» Aim:
From the listing below, extract every line in which the word "style" appears.

» Record excerpts:
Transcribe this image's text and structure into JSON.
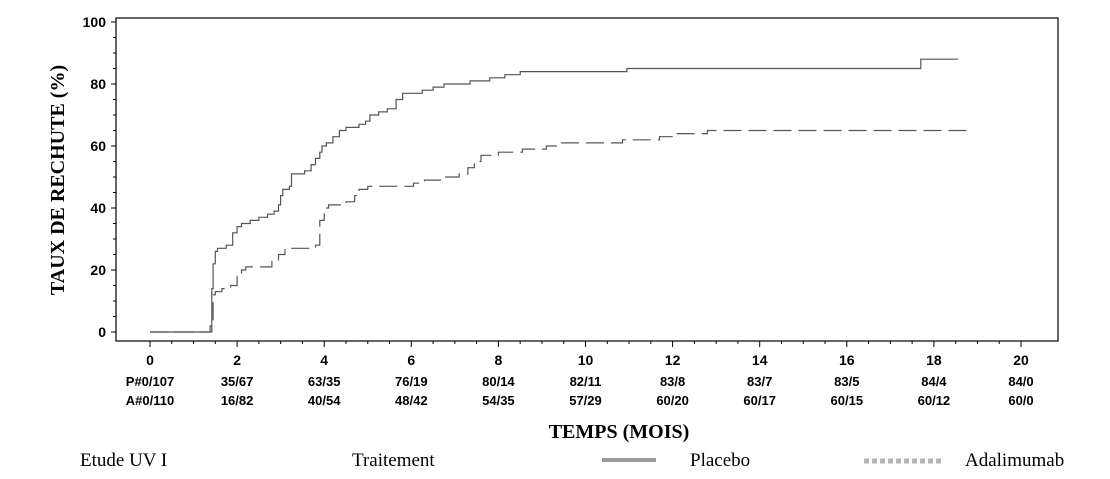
{
  "chart_data": {
    "type": "line",
    "subtype": "kaplan-meier step",
    "xlabel": "TEMPS (MOIS)",
    "ylabel": "TAUX DE RECHUTE (%)",
    "xlim": [
      0,
      20
    ],
    "ylim": [
      0,
      100
    ],
    "x_ticks": [
      "0",
      "2",
      "4",
      "6",
      "8",
      "10",
      "12",
      "14",
      "16",
      "18",
      "20"
    ],
    "y_ticks": [
      "0",
      "20",
      "40",
      "60",
      "80",
      "100"
    ],
    "grid": false,
    "series": [
      {
        "name": "Placebo",
        "style": "solid",
        "color": "#555555",
        "points": [
          [
            0,
            0
          ],
          [
            1.35,
            0
          ],
          [
            1.38,
            2
          ],
          [
            1.42,
            14
          ],
          [
            1.45,
            22
          ],
          [
            1.5,
            26
          ],
          [
            1.55,
            27
          ],
          [
            1.75,
            28
          ],
          [
            1.9,
            32
          ],
          [
            2.0,
            34
          ],
          [
            2.1,
            35
          ],
          [
            2.3,
            36
          ],
          [
            2.5,
            37
          ],
          [
            2.7,
            38
          ],
          [
            2.85,
            39
          ],
          [
            2.95,
            41
          ],
          [
            3.0,
            44
          ],
          [
            3.05,
            46
          ],
          [
            3.2,
            47
          ],
          [
            3.25,
            51
          ],
          [
            3.35,
            51
          ],
          [
            3.55,
            52
          ],
          [
            3.7,
            54
          ],
          [
            3.8,
            56
          ],
          [
            3.9,
            58
          ],
          [
            3.95,
            60
          ],
          [
            4.05,
            61
          ],
          [
            4.2,
            63
          ],
          [
            4.35,
            65
          ],
          [
            4.5,
            66
          ],
          [
            4.8,
            67
          ],
          [
            4.95,
            68
          ],
          [
            5.05,
            70
          ],
          [
            5.25,
            71
          ],
          [
            5.45,
            72
          ],
          [
            5.65,
            75
          ],
          [
            5.8,
            77
          ],
          [
            6.25,
            78
          ],
          [
            6.5,
            79
          ],
          [
            6.75,
            80
          ],
          [
            7.35,
            81
          ],
          [
            7.8,
            82
          ],
          [
            8.15,
            83
          ],
          [
            8.5,
            84
          ],
          [
            10.95,
            85
          ],
          [
            17.7,
            88
          ],
          [
            18.55,
            88
          ]
        ]
      },
      {
        "name": "Adalimumab",
        "style": "dashed",
        "color": "#555555",
        "points": [
          [
            0,
            0
          ],
          [
            1.35,
            0
          ],
          [
            1.42,
            4
          ],
          [
            1.45,
            12
          ],
          [
            1.5,
            13
          ],
          [
            1.65,
            14
          ],
          [
            1.85,
            15
          ],
          [
            2.0,
            18
          ],
          [
            2.1,
            20
          ],
          [
            2.2,
            21
          ],
          [
            2.8,
            23
          ],
          [
            2.95,
            25
          ],
          [
            3.1,
            27
          ],
          [
            3.8,
            28
          ],
          [
            3.9,
            36
          ],
          [
            4.0,
            40
          ],
          [
            4.1,
            41
          ],
          [
            4.5,
            42
          ],
          [
            4.7,
            44
          ],
          [
            4.8,
            46
          ],
          [
            5.0,
            47
          ],
          [
            6.05,
            48
          ],
          [
            6.3,
            49
          ],
          [
            6.7,
            50
          ],
          [
            7.1,
            51
          ],
          [
            7.3,
            53
          ],
          [
            7.45,
            55
          ],
          [
            7.6,
            57
          ],
          [
            8.0,
            58
          ],
          [
            8.55,
            59
          ],
          [
            9.1,
            60
          ],
          [
            9.4,
            61
          ],
          [
            10.85,
            62
          ],
          [
            11.7,
            63
          ],
          [
            12.05,
            64
          ],
          [
            12.8,
            65
          ],
          [
            18.8,
            65
          ]
        ]
      }
    ],
    "risk_table": [
      {
        "label": "P#0/107",
        "values": [
          "35/67",
          "63/35",
          "76/19",
          "80/14",
          "82/11",
          "83/8",
          "83/7",
          "83/5",
          "84/4",
          "84/0"
        ]
      },
      {
        "label": "A#0/110",
        "values": [
          "16/82",
          "40/54",
          "48/42",
          "54/35",
          "57/29",
          "60/20",
          "60/17",
          "60/15",
          "60/12",
          "60/0"
        ]
      }
    ]
  },
  "legend": {
    "study": "Etude UV I",
    "treatment_label": "Traitement",
    "items": [
      {
        "label": "Placebo",
        "style": "solid"
      },
      {
        "label": "Adalimumab",
        "style": "dashed"
      }
    ]
  }
}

» Final answer:
        "style": "solid",
        "style": "dashed",
        "style": "solid"
        "style": "dashed"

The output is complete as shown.